+++ Supplied data

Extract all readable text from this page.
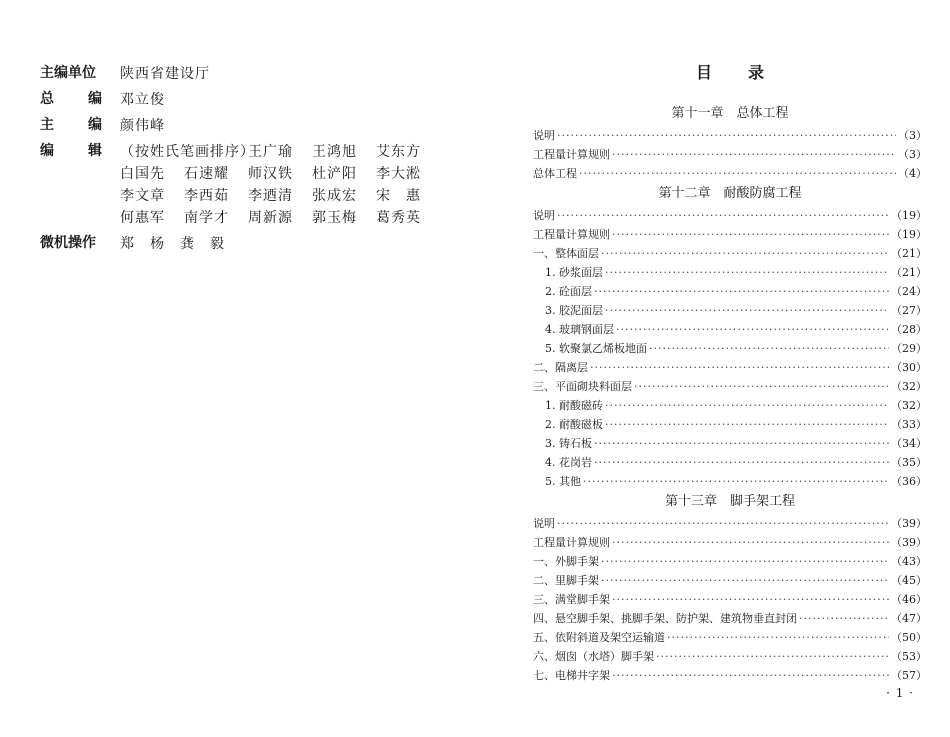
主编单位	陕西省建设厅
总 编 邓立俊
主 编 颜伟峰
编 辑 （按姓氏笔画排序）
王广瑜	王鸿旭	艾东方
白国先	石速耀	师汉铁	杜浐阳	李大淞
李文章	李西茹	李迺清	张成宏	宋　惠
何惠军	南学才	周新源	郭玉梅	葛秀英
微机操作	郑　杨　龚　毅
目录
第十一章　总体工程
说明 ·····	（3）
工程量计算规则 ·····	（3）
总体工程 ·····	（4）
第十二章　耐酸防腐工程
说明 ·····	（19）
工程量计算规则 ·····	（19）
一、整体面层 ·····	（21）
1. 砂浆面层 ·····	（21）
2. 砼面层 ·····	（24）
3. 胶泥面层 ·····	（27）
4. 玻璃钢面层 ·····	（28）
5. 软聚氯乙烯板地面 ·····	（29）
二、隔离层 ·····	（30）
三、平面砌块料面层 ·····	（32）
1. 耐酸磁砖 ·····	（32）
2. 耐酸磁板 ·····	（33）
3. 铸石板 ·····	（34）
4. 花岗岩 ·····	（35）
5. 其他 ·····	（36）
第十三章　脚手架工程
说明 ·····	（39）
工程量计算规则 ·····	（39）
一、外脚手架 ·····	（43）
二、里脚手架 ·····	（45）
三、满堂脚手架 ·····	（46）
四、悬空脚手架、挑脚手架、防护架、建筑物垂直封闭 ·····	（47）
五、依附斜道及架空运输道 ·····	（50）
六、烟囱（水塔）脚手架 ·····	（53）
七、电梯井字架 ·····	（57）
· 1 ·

++++++

__Stated goal__:
Can you retype every record above exactly, leaving out the pictures?

__Solution to the problem__:
Extract all readable text from this page.
主编单位	陕西省建设厅
总 编 邓立俊
主 编 颜伟峰
编 辑 （按姓氏笔画排序）
王广瑜	王鸿旭	艾东方
白国先	石速耀	师汉铁	杜浐阳	李大淞
李文章	李西茹	李迺清	张成宏	宋　惠
何惠军	南学才	周新源	郭玉梅	葛秀英
微机操作	郑　杨　龚　毅
目录
第十一章　总体工程
说明 ·····	（3）
工程量计算规则 ·····	（3）
总体工程 ·····	（4）
第十二章　耐酸防腐工程
说明 ·····	（19）
工程量计算规则 ·····	（19）
一、整体面层 ·····	（21）
1. 砂浆面层 ·····	（21）
2. 砼面层 ·····	（24）
3. 胶泥面层 ·····	（27）
4. 玻璃钢面层 ·····	（28）
5. 软聚氯乙烯板地面 ·····	（29）
二、隔离层 ·····	（30）
三、平面砌块料面层 ·····	（32）
1. 耐酸磁砖 ·····	（32）
2. 耐酸磁板 ·····	（33）
3. 铸石板 ·····	（34）
4. 花岗岩 ·····	（35）
5. 其他 ·····	（36）
第十三章　脚手架工程
说明 ·····	（39）
工程量计算规则 ·····	（39）
一、外脚手架 ·····	（43）
二、里脚手架 ·····	（45）
三、满堂脚手架 ·····	（46）
四、悬空脚手架、挑脚手架、防护架、建筑物垂直封闭 ·····	（47）
五、依附斜道及架空运输道 ·····	（50）
六、烟囱（水塔）脚手架 ·····	（53）
七、电梯井字架 ·····	（57）
· 1 ·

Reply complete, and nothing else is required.